MICROSOFT WINDOWS VS SCIENCE

Over the past few decades, Microsoft Windows and other multitasking systems have taken over the computer market to the point where there are no operating systems currently available for sale which can be used for properly designed scientific experiments.

Windows is written mainly for business use, and so is designed to give the maximum throughput as seen by the businessman sitting at the console. The demands of the business world for flashier, more attractive software for advertising and business operation, point and click operation, and the ability to run several programs at once, are putting an end to computerized experiments for scientific research.

There are several troubles that the latest operating systems cause for scientists. They include the following problems:

1. Updates and upgrades destroy the Ceteris Paribus required by science
2. Automatic Updates and Upgrades Interrupt a Running Experiment
3. Upgrades make the scientific equipment stop working
4. Inability to get the timing needed by the experiment
5. Inability to react fast enough to changes.
6. Inability to sequence the experiment in the correct order

Each problem has a different cause and a different solution:

1. Updates and Upgrades Destroy the Ceteris Paribus Required by Science

   Microsoft Windows and other multitasking systems now have automatic update and even automatic upgrade functions that change the operating system. This destroys the continuity of the integrity of the way the data are handled.

   WHAT IS CETERIS PARABUS?

   "Ceteris Parabus" is Latin for "All else being equal".

   Whenever a scientific experiment is performed, the experimenter must provide proof that nothing has changed except the variables that are supposed to change. This includes all aspects of the handling of the data, including anything in the computer, the operating system, the means of storing the data, and the programs used to handle the data. It also includes anything that affects the sequencing and timing of the experiment.

• RECORDED INFORMATION:
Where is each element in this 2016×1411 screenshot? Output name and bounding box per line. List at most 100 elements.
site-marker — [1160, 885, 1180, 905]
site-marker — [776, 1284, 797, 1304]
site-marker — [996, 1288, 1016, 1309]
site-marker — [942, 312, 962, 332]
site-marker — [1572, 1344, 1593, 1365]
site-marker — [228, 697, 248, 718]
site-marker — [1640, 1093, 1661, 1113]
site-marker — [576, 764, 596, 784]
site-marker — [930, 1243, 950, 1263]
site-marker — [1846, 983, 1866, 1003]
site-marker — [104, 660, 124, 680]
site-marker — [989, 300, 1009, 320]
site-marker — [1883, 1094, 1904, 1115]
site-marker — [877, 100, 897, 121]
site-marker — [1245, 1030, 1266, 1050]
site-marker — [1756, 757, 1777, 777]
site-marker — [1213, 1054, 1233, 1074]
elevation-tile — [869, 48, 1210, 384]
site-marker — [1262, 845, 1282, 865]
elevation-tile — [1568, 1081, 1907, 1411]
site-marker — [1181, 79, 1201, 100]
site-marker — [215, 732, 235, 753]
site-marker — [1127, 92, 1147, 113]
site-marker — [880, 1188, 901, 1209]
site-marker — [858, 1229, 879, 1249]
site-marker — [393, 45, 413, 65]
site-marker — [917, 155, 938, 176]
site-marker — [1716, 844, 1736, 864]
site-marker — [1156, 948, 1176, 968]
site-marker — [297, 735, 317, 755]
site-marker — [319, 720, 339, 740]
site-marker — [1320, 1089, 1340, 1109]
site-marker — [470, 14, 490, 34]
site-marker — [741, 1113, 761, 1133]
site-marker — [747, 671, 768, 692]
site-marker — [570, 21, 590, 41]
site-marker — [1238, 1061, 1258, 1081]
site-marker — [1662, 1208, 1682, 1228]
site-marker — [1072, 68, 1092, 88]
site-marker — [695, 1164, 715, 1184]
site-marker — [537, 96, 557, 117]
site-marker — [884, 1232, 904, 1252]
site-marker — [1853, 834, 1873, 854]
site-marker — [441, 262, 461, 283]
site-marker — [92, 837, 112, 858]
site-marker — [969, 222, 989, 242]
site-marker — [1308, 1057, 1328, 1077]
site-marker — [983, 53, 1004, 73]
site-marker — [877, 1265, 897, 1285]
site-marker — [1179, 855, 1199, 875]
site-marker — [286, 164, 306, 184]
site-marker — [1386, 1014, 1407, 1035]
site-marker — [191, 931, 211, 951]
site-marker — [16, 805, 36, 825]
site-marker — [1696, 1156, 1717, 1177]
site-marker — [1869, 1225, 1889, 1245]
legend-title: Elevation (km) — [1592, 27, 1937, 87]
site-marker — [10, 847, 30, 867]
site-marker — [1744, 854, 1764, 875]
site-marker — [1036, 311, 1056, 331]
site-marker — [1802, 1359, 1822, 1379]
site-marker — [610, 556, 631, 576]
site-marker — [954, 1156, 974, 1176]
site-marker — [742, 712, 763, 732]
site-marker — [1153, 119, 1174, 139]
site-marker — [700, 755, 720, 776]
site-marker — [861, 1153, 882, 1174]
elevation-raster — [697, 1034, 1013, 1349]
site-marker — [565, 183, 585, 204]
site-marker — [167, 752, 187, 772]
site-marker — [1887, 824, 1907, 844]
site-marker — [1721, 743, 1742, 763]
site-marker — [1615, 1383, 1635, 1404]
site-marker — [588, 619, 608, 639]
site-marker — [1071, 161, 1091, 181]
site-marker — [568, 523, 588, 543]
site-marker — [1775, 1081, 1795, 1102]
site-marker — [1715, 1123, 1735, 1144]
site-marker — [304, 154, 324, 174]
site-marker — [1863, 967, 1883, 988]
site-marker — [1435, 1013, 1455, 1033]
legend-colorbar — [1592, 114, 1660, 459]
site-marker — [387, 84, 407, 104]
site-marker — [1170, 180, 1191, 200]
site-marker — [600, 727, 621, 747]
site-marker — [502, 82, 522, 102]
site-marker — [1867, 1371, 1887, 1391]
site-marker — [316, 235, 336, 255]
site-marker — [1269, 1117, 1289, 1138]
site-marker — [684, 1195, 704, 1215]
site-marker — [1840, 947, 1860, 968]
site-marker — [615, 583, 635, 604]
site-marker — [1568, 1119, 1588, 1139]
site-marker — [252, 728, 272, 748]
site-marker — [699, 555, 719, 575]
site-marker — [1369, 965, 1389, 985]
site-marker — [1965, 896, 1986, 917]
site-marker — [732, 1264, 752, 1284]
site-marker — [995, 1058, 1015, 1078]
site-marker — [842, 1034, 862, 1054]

• TASKS AND EXERCISES:
[a] Render this sentence from the passage on Windows and science in Spanish: "Windows is written mainly for business use, and so is designed to give the maximum throughput as seen by the businessman sitting at the console."
[b] For each statement, say yes or no depending on whether it agrees with the passage on Windows and science, and quote the words that decide it. (i) Windows is written mainly for business use. (ii) The automatic update functions leave the operating system unchanged. (iii) The proof an experimenter must give covers the programs used to handle the data.
[c] Transcribe the part of the passage on Windows and science that opens with the words containing "MICROSOFT WINDOWS VS" and closes with "for scientific research.".
Work only from the passage on Windows and science.

• PER-TASK ANSWERS:
[a] Windows está escrito principalmente para uso empresarial y, por lo tanto, está diseñado para ofrecer el máximo rendimiento tal como lo percibe el empresario sentado ante la consola.

[b]
(i) Yes: "Windows is written mainly for business use"
(ii) No: "automatic update and even automatic upgrade functions that change the operating system"
(iii) Yes: "and the programs used to handle the data"

[c]
MICROSOFT WINDOWS VS SCIENCE

Over the past few decades, Microsoft Windows and other multitasking systems have taken over the computer market to the point where there are no operating systems currently available for sale which can be used for properly designed scientific experiments.

Windows is written mainly for business use, and so is designed to give the maximum throughput as seen by the businessman sitting at the console. The demands of the business world for flashier, more attractive software for advertising and business operation, point and click operation, and the ability to run several programs at once, are putting an end to computerized experiments for scientific research.